- [Requirement]:
Write the data out again, exactly as given.

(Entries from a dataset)
==================================================

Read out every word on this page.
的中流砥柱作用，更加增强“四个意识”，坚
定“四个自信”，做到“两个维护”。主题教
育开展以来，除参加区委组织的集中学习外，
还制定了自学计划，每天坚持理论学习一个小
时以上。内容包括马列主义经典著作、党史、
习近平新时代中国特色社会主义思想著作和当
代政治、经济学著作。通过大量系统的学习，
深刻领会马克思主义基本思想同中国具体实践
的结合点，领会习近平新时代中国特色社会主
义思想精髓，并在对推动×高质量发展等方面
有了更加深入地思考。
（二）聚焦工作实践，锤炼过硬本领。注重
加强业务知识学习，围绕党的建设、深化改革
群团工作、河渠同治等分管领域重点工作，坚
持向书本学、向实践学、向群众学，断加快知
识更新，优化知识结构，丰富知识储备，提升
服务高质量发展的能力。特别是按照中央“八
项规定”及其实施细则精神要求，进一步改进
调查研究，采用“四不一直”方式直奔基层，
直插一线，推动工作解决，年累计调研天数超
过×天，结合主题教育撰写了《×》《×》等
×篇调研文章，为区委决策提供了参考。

==================================================

- [Written solution]:
Read out every word on this page.
的中流砥柱作用，更加增强“四个意识”，坚
定“四个自信”，做到“两个维护”。主题教
育开展以来，除参加区委组织的集中学习外，
还制定了自学计划，每天坚持理论学习一个小
时以上。内容包括马列主义经典著作、党史、
习近平新时代中国特色社会主义思想著作和当
代政治、经济学著作。通过大量系统的学习，
深刻领会马克思主义基本思想同中国具体实践
的结合点，领会习近平新时代中国特色社会主
义思想精髓，并在对推动×高质量发展等方面
有了更加深入地思考。
（二）聚焦工作实践，锤炼过硬本领。注重
加强业务知识学习，围绕党的建设、深化改革
群团工作、河渠同治等分管领域重点工作，坚
持向书本学、向实践学、向群众学，断加快知
识更新，优化知识结构，丰富知识储备，提升
服务高质量发展的能力。特别是按照中央“八
项规定”及其实施细则精神要求，进一步改进
调查研究，采用“四不一直”方式直奔基层，
直插一线，推动工作解决，年累计调研天数超
过×天，结合主题教育撰写了《×》《×》等
×篇调研文章，为区委决策提供了参考。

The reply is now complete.